**Records from a dataset:**
'''

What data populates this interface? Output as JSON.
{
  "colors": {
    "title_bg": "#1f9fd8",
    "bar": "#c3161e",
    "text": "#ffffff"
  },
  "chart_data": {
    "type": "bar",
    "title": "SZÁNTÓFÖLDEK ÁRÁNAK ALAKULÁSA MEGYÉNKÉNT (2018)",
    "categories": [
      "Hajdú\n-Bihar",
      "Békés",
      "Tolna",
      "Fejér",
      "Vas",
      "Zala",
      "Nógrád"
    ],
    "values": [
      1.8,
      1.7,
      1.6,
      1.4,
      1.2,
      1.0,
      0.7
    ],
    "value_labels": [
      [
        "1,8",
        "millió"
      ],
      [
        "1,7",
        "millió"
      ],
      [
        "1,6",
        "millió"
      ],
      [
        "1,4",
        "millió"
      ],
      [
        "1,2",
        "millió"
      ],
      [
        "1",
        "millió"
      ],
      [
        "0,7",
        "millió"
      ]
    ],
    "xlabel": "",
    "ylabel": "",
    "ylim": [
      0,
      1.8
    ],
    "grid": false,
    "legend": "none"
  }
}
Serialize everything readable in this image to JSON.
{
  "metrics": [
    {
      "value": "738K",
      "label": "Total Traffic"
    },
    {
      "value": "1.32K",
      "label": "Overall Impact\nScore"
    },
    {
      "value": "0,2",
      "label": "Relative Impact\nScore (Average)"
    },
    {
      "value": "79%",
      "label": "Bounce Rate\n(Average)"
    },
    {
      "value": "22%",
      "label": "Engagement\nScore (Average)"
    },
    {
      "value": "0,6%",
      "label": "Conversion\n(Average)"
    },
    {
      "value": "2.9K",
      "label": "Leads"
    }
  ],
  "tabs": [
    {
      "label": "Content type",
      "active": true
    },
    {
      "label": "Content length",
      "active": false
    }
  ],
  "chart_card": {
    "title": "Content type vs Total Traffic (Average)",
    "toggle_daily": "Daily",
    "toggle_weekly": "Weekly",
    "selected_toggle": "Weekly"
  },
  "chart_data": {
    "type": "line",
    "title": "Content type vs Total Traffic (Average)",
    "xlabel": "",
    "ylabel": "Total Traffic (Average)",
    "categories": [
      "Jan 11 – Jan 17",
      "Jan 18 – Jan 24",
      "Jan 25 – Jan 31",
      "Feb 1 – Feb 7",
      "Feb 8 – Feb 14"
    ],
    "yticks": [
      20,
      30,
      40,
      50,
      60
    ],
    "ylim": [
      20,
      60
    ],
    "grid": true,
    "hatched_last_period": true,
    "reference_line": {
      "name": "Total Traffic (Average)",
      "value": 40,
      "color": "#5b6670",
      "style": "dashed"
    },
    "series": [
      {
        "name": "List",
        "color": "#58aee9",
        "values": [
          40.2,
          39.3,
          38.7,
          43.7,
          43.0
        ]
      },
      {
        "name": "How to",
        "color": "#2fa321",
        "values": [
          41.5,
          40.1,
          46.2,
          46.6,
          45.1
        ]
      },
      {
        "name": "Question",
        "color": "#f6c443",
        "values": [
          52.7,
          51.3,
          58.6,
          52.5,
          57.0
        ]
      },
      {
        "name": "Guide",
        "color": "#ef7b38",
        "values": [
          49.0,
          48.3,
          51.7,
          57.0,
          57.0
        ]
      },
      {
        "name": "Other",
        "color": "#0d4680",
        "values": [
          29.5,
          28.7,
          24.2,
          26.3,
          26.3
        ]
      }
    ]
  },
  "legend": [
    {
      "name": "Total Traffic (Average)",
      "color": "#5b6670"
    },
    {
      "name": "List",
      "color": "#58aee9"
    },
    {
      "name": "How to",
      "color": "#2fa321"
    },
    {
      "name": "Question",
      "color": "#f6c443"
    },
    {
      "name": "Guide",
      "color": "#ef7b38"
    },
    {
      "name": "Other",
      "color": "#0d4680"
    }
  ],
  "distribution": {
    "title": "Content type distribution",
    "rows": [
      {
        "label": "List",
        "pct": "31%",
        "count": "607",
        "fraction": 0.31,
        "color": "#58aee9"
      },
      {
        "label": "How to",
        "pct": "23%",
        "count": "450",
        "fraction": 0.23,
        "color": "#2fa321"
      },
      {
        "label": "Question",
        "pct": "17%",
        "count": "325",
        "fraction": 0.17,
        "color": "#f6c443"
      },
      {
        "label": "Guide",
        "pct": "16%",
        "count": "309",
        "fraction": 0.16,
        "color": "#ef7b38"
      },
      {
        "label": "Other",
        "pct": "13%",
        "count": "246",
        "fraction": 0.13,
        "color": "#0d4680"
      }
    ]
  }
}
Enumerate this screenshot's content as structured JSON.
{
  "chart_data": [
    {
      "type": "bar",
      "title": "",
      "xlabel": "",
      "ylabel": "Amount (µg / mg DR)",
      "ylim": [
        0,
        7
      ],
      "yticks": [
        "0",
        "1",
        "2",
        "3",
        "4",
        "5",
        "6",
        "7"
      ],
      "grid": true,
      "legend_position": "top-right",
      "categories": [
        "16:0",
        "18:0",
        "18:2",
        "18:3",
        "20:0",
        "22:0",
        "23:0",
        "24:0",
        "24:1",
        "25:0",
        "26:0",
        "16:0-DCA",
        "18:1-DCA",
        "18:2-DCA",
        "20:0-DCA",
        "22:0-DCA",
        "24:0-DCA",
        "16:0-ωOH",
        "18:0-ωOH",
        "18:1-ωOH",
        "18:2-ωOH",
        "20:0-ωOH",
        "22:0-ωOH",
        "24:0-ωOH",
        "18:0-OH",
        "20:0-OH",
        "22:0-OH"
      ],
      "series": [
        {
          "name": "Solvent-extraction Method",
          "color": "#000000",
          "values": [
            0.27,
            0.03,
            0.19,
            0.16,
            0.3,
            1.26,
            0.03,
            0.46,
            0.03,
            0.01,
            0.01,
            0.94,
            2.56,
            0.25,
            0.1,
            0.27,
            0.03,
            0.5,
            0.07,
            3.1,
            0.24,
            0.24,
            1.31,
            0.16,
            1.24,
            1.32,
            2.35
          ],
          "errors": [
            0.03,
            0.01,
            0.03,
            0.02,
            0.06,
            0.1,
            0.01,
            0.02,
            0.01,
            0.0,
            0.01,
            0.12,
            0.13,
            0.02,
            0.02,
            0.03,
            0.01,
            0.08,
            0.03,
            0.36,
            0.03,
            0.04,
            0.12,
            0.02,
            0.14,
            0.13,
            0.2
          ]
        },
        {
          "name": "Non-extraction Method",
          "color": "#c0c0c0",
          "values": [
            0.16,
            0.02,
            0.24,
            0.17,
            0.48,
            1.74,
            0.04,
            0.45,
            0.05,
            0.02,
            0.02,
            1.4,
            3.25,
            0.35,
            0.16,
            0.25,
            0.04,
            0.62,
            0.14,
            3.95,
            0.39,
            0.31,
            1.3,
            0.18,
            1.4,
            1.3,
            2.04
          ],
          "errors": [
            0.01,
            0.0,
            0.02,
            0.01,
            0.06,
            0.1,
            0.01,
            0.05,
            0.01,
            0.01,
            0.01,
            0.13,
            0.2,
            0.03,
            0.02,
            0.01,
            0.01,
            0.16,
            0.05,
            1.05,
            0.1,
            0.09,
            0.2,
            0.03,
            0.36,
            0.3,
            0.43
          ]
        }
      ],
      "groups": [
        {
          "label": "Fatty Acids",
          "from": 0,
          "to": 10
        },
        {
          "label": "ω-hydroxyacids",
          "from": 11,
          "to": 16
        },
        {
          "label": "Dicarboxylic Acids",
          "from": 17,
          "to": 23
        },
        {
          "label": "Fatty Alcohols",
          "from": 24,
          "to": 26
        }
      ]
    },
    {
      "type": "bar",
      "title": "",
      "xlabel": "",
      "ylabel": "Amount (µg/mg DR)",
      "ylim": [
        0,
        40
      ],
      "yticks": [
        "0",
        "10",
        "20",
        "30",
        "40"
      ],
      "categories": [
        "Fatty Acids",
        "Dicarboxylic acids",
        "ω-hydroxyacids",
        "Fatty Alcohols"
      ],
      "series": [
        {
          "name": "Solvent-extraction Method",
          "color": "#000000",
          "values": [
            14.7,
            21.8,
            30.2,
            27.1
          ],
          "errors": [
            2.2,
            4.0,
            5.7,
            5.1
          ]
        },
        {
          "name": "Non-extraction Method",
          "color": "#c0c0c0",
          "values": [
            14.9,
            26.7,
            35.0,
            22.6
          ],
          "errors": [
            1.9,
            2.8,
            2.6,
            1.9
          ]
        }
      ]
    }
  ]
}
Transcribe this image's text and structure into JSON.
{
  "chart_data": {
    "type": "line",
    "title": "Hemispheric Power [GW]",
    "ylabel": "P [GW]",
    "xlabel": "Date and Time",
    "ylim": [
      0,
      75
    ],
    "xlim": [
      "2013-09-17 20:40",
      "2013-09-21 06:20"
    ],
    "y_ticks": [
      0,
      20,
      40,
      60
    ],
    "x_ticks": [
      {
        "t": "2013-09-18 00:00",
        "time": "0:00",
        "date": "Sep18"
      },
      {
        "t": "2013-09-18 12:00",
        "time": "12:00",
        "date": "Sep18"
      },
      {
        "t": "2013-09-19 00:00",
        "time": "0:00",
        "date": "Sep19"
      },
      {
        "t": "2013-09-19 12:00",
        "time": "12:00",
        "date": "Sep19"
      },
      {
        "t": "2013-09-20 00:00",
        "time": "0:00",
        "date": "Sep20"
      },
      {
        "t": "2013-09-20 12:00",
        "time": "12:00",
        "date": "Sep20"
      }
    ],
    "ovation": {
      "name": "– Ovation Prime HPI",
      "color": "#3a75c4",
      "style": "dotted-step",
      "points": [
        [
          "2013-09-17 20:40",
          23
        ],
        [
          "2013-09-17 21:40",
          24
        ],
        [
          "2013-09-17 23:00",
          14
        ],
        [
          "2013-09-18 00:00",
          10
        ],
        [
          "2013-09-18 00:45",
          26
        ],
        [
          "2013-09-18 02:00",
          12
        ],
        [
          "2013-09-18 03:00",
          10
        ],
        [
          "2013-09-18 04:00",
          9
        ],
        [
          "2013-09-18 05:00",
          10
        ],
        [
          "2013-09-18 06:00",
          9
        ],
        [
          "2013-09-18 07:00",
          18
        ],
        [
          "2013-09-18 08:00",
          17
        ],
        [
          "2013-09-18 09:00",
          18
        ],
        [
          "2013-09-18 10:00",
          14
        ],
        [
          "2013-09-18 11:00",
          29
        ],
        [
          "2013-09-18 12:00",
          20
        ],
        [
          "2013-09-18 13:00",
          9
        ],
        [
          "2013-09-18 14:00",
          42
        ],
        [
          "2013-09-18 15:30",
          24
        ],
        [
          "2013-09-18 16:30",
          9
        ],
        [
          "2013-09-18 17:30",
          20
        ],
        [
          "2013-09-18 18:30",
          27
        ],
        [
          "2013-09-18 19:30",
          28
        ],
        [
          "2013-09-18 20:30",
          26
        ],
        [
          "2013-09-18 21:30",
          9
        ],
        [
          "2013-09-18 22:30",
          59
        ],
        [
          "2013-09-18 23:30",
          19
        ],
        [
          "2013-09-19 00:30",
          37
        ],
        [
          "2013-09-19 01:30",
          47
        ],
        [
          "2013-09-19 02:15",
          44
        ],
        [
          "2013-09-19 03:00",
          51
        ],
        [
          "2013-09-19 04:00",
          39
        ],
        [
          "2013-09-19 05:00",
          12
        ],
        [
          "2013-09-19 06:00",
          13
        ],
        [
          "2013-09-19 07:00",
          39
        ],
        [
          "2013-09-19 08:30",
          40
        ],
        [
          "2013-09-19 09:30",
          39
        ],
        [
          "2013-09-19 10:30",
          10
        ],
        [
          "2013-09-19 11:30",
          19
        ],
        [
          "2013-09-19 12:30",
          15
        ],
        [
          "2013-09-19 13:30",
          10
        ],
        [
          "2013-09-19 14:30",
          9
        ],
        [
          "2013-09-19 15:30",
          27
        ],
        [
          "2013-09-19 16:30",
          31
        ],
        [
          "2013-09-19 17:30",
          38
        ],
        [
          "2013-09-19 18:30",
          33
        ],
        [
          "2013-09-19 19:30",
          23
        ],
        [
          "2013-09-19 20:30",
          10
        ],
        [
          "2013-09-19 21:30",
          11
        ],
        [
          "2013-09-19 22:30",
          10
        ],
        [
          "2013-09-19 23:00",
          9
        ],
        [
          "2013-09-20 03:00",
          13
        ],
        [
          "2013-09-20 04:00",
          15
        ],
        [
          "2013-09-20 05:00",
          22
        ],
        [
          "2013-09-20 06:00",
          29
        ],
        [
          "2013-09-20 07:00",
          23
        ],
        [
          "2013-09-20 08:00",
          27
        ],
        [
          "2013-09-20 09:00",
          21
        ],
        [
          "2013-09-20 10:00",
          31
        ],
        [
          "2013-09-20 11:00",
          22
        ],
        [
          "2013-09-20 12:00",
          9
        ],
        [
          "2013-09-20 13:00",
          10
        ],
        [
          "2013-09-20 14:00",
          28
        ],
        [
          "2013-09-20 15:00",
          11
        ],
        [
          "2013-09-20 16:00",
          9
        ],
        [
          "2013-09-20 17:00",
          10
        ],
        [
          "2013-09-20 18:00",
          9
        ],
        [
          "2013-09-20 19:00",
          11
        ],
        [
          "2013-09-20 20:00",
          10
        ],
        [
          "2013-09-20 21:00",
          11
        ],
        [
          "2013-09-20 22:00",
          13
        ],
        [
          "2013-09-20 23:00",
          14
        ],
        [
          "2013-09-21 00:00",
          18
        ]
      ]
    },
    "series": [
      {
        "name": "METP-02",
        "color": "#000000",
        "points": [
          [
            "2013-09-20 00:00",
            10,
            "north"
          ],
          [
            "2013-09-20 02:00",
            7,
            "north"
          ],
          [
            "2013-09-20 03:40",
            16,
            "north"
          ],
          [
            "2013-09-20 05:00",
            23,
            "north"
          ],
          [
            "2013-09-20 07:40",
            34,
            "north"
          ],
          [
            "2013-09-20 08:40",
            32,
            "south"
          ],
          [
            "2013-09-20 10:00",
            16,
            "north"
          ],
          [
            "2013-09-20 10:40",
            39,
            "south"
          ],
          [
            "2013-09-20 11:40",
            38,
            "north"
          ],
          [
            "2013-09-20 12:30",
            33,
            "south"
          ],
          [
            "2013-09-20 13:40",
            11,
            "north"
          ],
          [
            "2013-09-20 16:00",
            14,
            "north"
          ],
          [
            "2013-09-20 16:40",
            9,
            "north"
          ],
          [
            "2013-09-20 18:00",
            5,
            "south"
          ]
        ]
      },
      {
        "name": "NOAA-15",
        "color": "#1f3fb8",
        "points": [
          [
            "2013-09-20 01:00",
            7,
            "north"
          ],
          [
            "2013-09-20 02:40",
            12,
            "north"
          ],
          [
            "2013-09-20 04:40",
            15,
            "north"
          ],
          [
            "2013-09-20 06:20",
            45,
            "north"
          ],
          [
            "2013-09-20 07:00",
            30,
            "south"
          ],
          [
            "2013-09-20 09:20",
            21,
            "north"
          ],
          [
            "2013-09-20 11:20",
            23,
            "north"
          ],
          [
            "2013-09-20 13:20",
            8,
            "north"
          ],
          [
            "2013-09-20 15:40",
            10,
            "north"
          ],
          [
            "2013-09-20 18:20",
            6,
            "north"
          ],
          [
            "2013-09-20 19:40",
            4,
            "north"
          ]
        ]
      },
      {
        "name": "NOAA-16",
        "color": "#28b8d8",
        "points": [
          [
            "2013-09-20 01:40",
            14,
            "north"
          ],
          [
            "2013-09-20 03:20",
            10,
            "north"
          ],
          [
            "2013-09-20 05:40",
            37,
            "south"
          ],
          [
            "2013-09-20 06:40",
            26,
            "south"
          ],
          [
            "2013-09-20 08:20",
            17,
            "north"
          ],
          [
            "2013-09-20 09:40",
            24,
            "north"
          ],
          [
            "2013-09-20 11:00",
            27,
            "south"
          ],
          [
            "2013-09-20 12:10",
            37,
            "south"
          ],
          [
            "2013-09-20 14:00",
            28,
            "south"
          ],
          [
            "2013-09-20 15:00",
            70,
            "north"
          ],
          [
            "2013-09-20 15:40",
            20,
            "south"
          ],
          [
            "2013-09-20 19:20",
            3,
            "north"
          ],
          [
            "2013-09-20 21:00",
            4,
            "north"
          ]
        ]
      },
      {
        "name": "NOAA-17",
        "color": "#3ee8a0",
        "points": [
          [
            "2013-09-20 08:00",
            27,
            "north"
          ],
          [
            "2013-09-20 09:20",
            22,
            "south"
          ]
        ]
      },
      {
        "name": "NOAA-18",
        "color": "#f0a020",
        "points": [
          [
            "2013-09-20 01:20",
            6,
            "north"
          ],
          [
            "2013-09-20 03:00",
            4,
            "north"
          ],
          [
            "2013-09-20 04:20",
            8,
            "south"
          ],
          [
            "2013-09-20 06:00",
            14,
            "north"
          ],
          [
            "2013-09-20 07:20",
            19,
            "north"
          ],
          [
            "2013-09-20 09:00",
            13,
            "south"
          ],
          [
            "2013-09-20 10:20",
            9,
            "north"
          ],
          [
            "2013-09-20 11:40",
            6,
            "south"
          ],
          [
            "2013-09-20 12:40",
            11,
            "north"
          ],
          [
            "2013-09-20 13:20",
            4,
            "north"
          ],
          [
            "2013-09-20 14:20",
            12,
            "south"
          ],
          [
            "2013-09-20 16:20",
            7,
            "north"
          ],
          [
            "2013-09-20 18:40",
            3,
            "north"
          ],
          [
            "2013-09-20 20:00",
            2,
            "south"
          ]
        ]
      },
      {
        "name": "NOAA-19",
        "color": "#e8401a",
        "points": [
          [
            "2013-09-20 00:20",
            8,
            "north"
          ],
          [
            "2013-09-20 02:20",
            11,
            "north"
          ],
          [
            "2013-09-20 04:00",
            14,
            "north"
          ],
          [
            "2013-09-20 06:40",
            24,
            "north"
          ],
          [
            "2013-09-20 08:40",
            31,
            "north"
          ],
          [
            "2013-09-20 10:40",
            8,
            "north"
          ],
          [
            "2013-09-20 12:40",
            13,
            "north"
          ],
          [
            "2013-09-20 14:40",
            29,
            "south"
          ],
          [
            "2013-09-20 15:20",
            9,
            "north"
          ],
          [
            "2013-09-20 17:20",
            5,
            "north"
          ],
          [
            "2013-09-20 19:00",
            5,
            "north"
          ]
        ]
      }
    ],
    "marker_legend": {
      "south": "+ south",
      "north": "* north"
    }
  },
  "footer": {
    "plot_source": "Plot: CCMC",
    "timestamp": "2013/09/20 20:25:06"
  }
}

'''

**Task details:**
Using the material above, gather every line that includes "ylabel".

**Task response:**
    "ylabel": "",
    "ylabel": "Total Traffic (Average)",
      "ylabel": "Amount (µg / mg DR)",
      "ylabel": "Amount (µg/mg DR)",
    "ylabel": "P [GW]",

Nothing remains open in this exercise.